[START Data to use]
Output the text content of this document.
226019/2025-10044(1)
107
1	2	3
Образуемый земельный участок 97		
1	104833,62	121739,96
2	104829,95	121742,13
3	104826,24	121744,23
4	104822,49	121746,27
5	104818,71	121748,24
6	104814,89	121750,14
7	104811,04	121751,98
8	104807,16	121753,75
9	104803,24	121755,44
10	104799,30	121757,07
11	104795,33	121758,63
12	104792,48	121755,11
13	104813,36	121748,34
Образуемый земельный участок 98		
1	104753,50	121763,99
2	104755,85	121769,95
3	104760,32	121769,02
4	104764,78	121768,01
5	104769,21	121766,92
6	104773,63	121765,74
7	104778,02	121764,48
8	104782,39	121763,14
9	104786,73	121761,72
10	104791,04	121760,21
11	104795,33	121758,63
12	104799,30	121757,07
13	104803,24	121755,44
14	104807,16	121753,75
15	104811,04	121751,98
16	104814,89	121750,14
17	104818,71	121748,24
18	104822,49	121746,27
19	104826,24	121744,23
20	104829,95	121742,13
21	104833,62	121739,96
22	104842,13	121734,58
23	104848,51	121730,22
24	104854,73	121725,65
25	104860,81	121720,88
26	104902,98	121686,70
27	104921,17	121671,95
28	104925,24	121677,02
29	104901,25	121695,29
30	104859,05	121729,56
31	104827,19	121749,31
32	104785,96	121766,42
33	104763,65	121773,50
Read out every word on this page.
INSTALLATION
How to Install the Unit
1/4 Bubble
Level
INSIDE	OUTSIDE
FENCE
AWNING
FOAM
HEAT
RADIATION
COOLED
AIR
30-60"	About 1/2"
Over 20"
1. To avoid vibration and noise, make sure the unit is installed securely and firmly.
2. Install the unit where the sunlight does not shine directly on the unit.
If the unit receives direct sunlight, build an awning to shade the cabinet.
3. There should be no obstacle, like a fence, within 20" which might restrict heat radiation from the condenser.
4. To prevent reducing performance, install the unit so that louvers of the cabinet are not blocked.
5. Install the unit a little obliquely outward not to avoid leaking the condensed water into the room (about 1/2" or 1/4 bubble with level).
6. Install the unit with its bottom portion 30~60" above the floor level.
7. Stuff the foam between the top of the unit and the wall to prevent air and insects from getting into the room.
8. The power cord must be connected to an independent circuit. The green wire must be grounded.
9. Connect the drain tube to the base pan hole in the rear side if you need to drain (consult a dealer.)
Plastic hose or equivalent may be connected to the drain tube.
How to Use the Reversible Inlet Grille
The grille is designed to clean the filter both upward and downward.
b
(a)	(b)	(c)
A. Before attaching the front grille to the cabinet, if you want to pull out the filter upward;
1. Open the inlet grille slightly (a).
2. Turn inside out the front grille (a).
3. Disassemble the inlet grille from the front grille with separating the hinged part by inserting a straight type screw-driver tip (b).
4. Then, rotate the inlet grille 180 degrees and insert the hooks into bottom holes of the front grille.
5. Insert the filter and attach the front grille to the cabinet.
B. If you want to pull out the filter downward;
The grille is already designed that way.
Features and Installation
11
[END Data to use]
(Brief) Set every line of the listing down word for word.

(Task solution)
Output the text content of this document.
226019/2025-10044(1)
107
1	2	3
Образуемый земельный участок 97		
1	104833,62	121739,96
2	104829,95	121742,13
3	104826,24	121744,23
4	104822,49	121746,27
5	104818,71	121748,24
6	104814,89	121750,14
7	104811,04	121751,98
8	104807,16	121753,75
9	104803,24	121755,44
10	104799,30	121757,07
11	104795,33	121758,63
12	104792,48	121755,11
13	104813,36	121748,34
Образуемый земельный участок 98		
1	104753,50	121763,99
2	104755,85	121769,95
3	104760,32	121769,02
4	104764,78	121768,01
5	104769,21	121766,92
6	104773,63	121765,74
7	104778,02	121764,48
8	104782,39	121763,14
9	104786,73	121761,72
10	104791,04	121760,21
11	104795,33	121758,63
12	104799,30	121757,07
13	104803,24	121755,44
14	104807,16	121753,75
15	104811,04	121751,98
16	104814,89	121750,14
17	104818,71	121748,24
18	104822,49	121746,27
19	104826,24	121744,23
20	104829,95	121742,13
21	104833,62	121739,96
22	104842,13	121734,58
23	104848,51	121730,22
24	104854,73	121725,65
25	104860,81	121720,88
26	104902,98	121686,70
27	104921,17	121671,95
28	104925,24	121677,02
29	104901,25	121695,29
30	104859,05	121729,56
31	104827,19	121749,31
32	104785,96	121766,42
33	104763,65	121773,50
Read out every word on this page.
INSTALLATION
How to Install the Unit
1/4 Bubble
Level
INSIDE	OUTSIDE
FENCE
AWNING
FOAM
HEAT
RADIATION
COOLED
AIR
30-60"	About 1/2"
Over 20"
1. To avoid vibration and noise, make sure the unit is installed securely and firmly.
2. Install the unit where the sunlight does not shine directly on the unit.
If the unit receives direct sunlight, build an awning to shade the cabinet.
3. There should be no obstacle, like a fence, within 20" which might restrict heat radiation from the condenser.
4. To prevent reducing performance, install the unit so that louvers of the cabinet are not blocked.
5. Install the unit a little obliquely outward not to avoid leaking the condensed water into the room (about 1/2" or 1/4 bubble with level).
6. Install the unit with its bottom portion 30~60" above the floor level.
7. Stuff the foam between the top of the unit and the wall to prevent air and insects from getting into the room.
8. The power cord must be connected to an independent circuit. The green wire must be grounded.
9. Connect the drain tube to the base pan hole in the rear side if you need to drain (consult a dealer.)
Plastic hose or equivalent may be connected to the drain tube.
How to Use the Reversible Inlet Grille
The grille is designed to clean the filter both upward and downward.
b
(a)	(b)	(c)
A. Before attaching the front grille to the cabinet, if you want to pull out the filter upward;
1. Open the inlet grille slightly (a).
2. Turn inside out the front grille (a).
3. Disassemble the inlet grille from the front grille with separating the hinged part by inserting a straight type screw-driver tip (b).
4. Then, rotate the inlet grille 180 degrees and insert the hooks into bottom holes of the front grille.
5. Insert the filter and attach the front grille to the cabinet.
B. If you want to pull out the filter downward;
The grille is already designed that way.
Features and Installation
11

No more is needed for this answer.